---------- SOURCE RECORDS
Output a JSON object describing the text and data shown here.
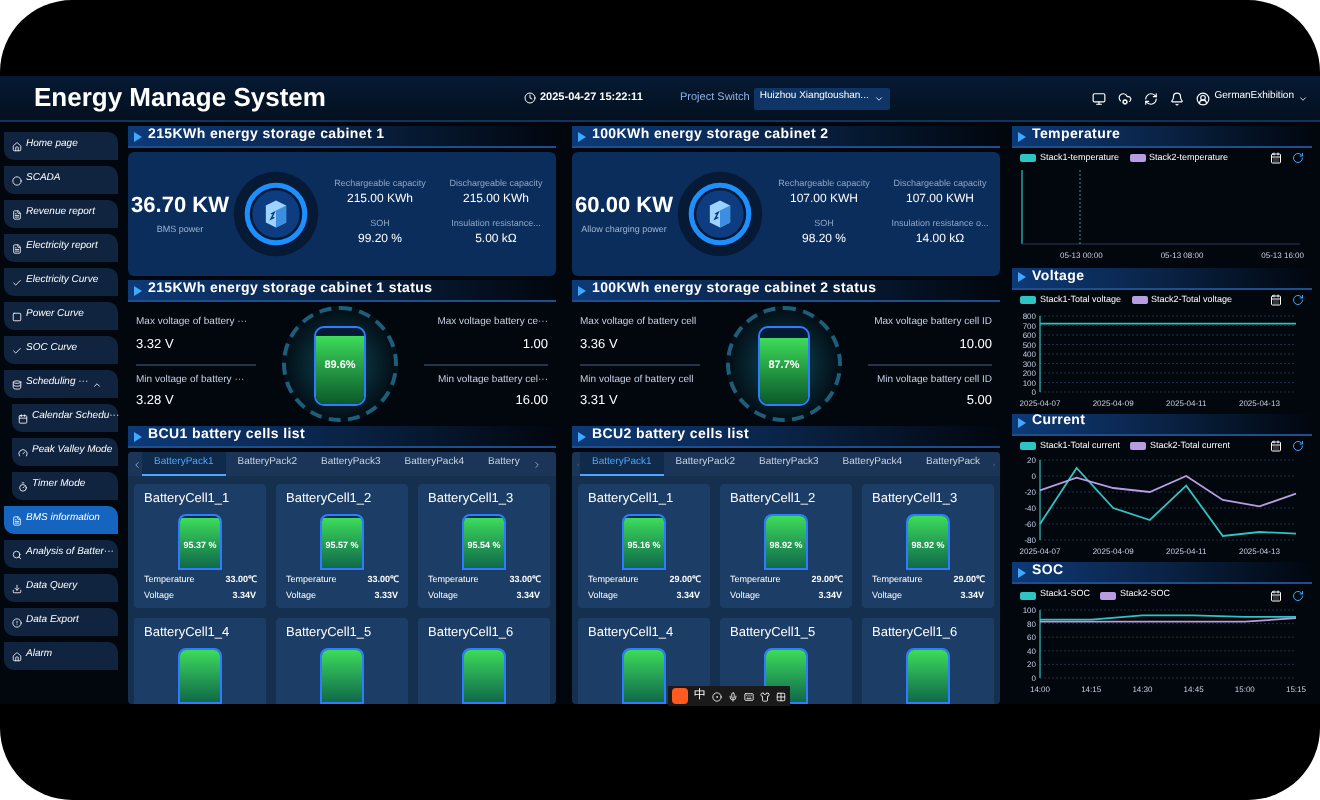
{
  "header": {
    "title": "Energy Manage System",
    "datetime": "2025-04-27 15:22:11",
    "project_switch_label": "Project Switch",
    "project_value": "Huizhou Xiangtoushan...",
    "user": "GermanExhibition"
  },
  "sidebar": {
    "items": [
      {
        "label": "Home page",
        "selected": false
      },
      {
        "label": "SCADA",
        "selected": false
      },
      {
        "label": "Revenue report",
        "selected": false
      },
      {
        "label": "Electricity report",
        "selected": false
      },
      {
        "label": "Electricity Curve",
        "selected": false
      },
      {
        "label": "Power Curve",
        "selected": false
      },
      {
        "label": "SOC Curve",
        "selected": false
      },
      {
        "label": "Scheduling ···",
        "selected": false,
        "expanded": true,
        "children": [
          {
            "label": "Calendar Schedu···",
            "selected": false
          },
          {
            "label": "Peak Valley Mode",
            "selected": false
          },
          {
            "label": "Timer Mode",
            "selected": false
          }
        ]
      },
      {
        "label": "BMS information",
        "selected": true
      },
      {
        "label": "Analysis of Batter···",
        "selected": false
      },
      {
        "label": "Data Query",
        "selected": false
      },
      {
        "label": "Data Export",
        "selected": false
      },
      {
        "label": "Alarm",
        "selected": false
      }
    ]
  },
  "cabinets": [
    {
      "title": "215KWh energy storage cabinet 1",
      "power_value": "36.70 KW",
      "power_label": "BMS power",
      "metrics": [
        {
          "label": "Rechargeable capacity",
          "value": "215.00 KWh"
        },
        {
          "label": "Dischargeable capacity",
          "value": "215.00 KWh"
        },
        {
          "label": "SOH",
          "value": "99.20 %"
        },
        {
          "label": "Insulation resistance...",
          "value": "5.00 kΩ"
        }
      ]
    },
    {
      "title": "100KWh energy storage cabinet 2",
      "power_value": "60.00 KW",
      "power_label": "Allow charging power",
      "metrics": [
        {
          "label": "Rechargeable capacity",
          "value": "107.00 KWH"
        },
        {
          "label": "Dischargeable capacity",
          "value": "107.00 KWH"
        },
        {
          "label": "SOH",
          "value": "98.20 %"
        },
        {
          "label": "Insulation resistance o...",
          "value": "14.00 kΩ"
        }
      ]
    }
  ],
  "statuses": [
    {
      "title": "215KWh energy storage cabinet 1 status",
      "percent": "89.6%",
      "level": 0.896,
      "left": [
        {
          "label": "Max voltage of battery ···",
          "value": "3.32 V"
        },
        {
          "label": "Min voltage of battery ···",
          "value": "3.28 V"
        }
      ],
      "right": [
        {
          "label": "Max voltage battery ce···",
          "value": "1.00"
        },
        {
          "label": "Min voltage battery cel···",
          "value": "16.00"
        }
      ]
    },
    {
      "title": "100KWh energy storage cabinet 2 status",
      "percent": "87.7%",
      "level": 0.877,
      "left": [
        {
          "label": "Max voltage of battery cell",
          "value": "3.36 V"
        },
        {
          "label": "Min voltage of battery cell",
          "value": "3.31 V"
        }
      ],
      "right": [
        {
          "label": "Max voltage battery cell ID",
          "value": "10.00"
        },
        {
          "label": "Min voltage battery cell ID",
          "value": "5.00"
        }
      ]
    }
  ],
  "cell_lists": [
    {
      "title": "BCU1 battery cells list",
      "tabs": [
        {
          "label": "BatteryPack1",
          "selected": true
        },
        {
          "label": "BatteryPack2",
          "selected": false
        },
        {
          "label": "BatteryPack3",
          "selected": false
        },
        {
          "label": "BatteryPack4",
          "selected": false
        },
        {
          "label": "Battery",
          "selected": false
        }
      ],
      "cells": [
        {
          "name": "BatteryCell1_1",
          "percent": "95.37 %",
          "level": 0.9537,
          "temperature_label": "Temperature",
          "temperature": "33.00℃",
          "voltage_label": "Voltage",
          "voltage": "3.34V"
        },
        {
          "name": "BatteryCell1_2",
          "percent": "95.57 %",
          "level": 0.9557,
          "temperature_label": "Temperature",
          "temperature": "33.00℃",
          "voltage_label": "Voltage",
          "voltage": "3.33V"
        },
        {
          "name": "BatteryCell1_3",
          "percent": "95.54 %",
          "level": 0.9554,
          "temperature_label": "Temperature",
          "temperature": "33.00℃",
          "voltage_label": "Voltage",
          "voltage": "3.34V"
        },
        {
          "name": "BatteryCell1_4"
        },
        {
          "name": "BatteryCell1_5"
        },
        {
          "name": "BatteryCell1_6"
        }
      ]
    },
    {
      "title": "BCU2 battery cells list",
      "tabs": [
        {
          "label": "BatteryPack1",
          "selected": true
        },
        {
          "label": "BatteryPack2",
          "selected": false
        },
        {
          "label": "BatteryPack3",
          "selected": false
        },
        {
          "label": "BatteryPack4",
          "selected": false
        },
        {
          "label": "BatteryPack",
          "selected": false
        }
      ],
      "cells": [
        {
          "name": "BatteryCell1_1",
          "percent": "95.16 %",
          "level": 0.9516,
          "temperature_label": "Temperature",
          "temperature": "29.00℃",
          "voltage_label": "Voltage",
          "voltage": "3.34V"
        },
        {
          "name": "BatteryCell1_2",
          "percent": "98.92 %",
          "level": 0.9892,
          "temperature_label": "Temperature",
          "temperature": "29.00℃",
          "voltage_label": "Voltage",
          "voltage": "3.34V"
        },
        {
          "name": "BatteryCell1_3",
          "percent": "98.92 %",
          "level": 0.9892,
          "temperature_label": "Temperature",
          "temperature": "29.00℃",
          "voltage_label": "Voltage",
          "voltage": "3.34V"
        },
        {
          "name": "BatteryCell1_4"
        },
        {
          "name": "BatteryCell1_5"
        },
        {
          "name": "BatteryCell1_6"
        }
      ]
    }
  ],
  "temperature": {
    "title": "Temperature",
    "legend": [
      {
        "name": "Stack1-temperature",
        "color": "#2ec4c4"
      },
      {
        "name": "Stack2-temperature",
        "color": "#b89ee0"
      }
    ],
    "x_labels": [
      "05-13 00:00",
      "05-13 08:00",
      "05-13 16:00"
    ]
  },
  "voltage": {
    "title": "Voltage",
    "chart_data": {
      "type": "line",
      "categories": [
        "2025-04-07",
        null,
        "2025-04-09",
        null,
        "2025-04-11",
        null,
        "2025-04-13",
        null
      ],
      "ylim": [
        0,
        800
      ],
      "yticks": [
        0,
        100,
        200,
        300,
        400,
        500,
        600,
        700,
        800
      ],
      "grid": true,
      "series": [
        {
          "name": "Stack1-Total voltage",
          "color": "#2ec4c4",
          "values": [
            720,
            720,
            720,
            720,
            720,
            720,
            720,
            720
          ]
        },
        {
          "name": "Stack2-Total voltage",
          "color": "#b89ee0",
          "values": [
            null,
            null,
            null,
            null,
            null,
            null,
            null,
            null
          ]
        }
      ]
    }
  },
  "current": {
    "title": "Current",
    "chart_data": {
      "type": "line",
      "categories": [
        "2025-04-07",
        null,
        "2025-04-09",
        null,
        "2025-04-11",
        null,
        "2025-04-13",
        null
      ],
      "ylim": [
        -80,
        20
      ],
      "yticks": [
        -80,
        -60,
        -40,
        -20,
        0,
        20
      ],
      "grid": true,
      "series": [
        {
          "name": "Stack1-Total current",
          "color": "#2ec4c4",
          "values": [
            -60,
            10,
            -40,
            -55,
            -12,
            -75,
            -70,
            -72
          ]
        },
        {
          "name": "Stack2-Total current",
          "color": "#b89ee0",
          "values": [
            -18,
            -2,
            -15,
            -20,
            0,
            -30,
            -38,
            -22
          ]
        }
      ]
    }
  },
  "soc": {
    "title": "SOC",
    "chart_data": {
      "type": "line",
      "categories": [
        "14:00",
        "14:15",
        "14:30",
        "14:45",
        "15:00",
        "15:15"
      ],
      "ylim": [
        0,
        100
      ],
      "yticks": [
        0,
        20,
        40,
        60,
        80,
        100
      ],
      "grid": true,
      "series": [
        {
          "name": "Stack1-SOC",
          "color": "#2ec4c4",
          "values": [
            86,
            86,
            92,
            92,
            90,
            90
          ]
        },
        {
          "name": "Stack2-SOC",
          "color": "#b89ee0",
          "values": [
            83,
            83,
            83,
            83,
            83,
            88
          ]
        }
      ]
    }
  },
  "ime_toolbar": {
    "mode": "中"
  }
}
--------------------
▶ [YOUR TASK]
What lines of the data include the word "Curve"? Copy each of them.

▶ [RESULT OF THIS EXERCISE]
        "label": "Electricity Curve",
        "label": "Power Curve",
        "label": "SOC Curve",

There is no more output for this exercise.